**What to work on**
Go through the listing and pick out each line with the word "dodatkové" in it.

**The records**
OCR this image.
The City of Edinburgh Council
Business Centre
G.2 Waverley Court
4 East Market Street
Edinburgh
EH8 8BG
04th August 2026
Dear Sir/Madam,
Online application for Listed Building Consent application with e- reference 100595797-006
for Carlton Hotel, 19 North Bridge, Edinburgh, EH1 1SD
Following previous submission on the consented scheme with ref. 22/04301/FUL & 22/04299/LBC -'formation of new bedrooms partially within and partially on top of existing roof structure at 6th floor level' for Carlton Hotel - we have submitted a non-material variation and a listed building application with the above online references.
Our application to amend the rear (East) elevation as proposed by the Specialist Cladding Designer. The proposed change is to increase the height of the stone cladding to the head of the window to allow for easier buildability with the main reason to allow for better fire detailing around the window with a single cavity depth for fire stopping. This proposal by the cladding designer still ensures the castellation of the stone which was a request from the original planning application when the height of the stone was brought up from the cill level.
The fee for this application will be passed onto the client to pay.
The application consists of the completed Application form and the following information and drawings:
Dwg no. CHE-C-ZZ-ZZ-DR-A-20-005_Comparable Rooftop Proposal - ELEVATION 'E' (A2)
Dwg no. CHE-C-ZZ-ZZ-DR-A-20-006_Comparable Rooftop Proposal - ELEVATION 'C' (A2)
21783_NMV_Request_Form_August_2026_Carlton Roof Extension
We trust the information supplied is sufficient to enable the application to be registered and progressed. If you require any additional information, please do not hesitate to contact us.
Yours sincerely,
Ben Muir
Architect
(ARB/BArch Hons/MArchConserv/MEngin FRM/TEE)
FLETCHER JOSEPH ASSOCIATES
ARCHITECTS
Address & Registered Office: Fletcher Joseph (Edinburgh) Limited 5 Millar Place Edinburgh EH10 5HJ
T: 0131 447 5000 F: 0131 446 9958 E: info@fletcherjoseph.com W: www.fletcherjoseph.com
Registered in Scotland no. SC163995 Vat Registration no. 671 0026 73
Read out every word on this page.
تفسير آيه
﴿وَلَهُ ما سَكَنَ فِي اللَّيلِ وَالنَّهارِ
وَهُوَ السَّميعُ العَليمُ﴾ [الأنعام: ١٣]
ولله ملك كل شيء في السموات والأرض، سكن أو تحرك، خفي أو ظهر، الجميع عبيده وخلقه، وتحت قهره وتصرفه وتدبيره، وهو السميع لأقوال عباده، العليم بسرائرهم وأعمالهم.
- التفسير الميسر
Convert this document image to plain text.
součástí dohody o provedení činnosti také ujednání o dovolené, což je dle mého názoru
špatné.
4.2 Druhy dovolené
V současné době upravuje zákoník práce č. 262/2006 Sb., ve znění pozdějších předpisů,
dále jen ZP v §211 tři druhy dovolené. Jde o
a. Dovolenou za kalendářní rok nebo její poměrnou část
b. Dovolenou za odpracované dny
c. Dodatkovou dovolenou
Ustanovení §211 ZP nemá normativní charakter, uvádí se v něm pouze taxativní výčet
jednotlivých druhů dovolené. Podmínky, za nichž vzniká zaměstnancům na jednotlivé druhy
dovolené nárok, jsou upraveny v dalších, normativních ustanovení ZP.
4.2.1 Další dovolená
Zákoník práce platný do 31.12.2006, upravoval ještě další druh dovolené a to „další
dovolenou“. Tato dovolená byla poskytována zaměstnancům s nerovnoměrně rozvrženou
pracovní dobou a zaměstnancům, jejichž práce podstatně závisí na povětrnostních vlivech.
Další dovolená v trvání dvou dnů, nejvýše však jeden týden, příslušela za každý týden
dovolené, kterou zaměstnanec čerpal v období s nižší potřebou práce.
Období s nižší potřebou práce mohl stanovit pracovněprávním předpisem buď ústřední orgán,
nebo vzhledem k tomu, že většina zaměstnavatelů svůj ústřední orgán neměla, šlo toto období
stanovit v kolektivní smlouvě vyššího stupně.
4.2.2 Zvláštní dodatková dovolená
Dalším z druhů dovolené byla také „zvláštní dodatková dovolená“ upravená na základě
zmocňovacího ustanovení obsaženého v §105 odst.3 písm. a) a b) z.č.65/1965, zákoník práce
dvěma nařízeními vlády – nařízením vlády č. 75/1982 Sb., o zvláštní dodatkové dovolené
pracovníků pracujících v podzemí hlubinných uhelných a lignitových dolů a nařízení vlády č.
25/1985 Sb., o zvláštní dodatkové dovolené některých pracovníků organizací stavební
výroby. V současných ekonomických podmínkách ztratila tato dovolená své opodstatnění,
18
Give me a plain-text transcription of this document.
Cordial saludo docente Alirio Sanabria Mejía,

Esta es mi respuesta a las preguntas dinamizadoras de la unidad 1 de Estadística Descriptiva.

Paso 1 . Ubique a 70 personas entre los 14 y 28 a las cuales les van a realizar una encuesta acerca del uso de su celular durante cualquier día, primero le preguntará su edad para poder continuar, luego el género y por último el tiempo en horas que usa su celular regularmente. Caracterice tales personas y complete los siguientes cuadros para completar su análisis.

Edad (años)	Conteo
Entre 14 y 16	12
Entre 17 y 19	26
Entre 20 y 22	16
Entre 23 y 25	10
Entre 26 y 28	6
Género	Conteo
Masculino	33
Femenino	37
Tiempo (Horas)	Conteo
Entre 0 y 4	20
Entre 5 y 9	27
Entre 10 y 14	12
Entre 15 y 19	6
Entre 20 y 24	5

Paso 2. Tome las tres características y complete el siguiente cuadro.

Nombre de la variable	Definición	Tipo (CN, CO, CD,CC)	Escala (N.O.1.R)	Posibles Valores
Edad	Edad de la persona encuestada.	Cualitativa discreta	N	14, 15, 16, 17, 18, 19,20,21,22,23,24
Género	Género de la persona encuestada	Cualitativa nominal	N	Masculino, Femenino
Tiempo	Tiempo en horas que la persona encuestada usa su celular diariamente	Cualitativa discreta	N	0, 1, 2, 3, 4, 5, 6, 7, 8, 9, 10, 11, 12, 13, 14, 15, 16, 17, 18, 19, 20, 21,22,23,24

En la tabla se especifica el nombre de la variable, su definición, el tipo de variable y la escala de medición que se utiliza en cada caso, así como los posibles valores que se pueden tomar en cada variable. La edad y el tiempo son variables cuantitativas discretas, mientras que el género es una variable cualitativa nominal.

**Final result**
dvěma nařízeními vlády – nařízením vlády č. 75/1982 Sb., o zvláštní dodatkové dovolené
25/1985 Sb., o zvláštní dodatkové dovolené některých pracovníků organizací stavební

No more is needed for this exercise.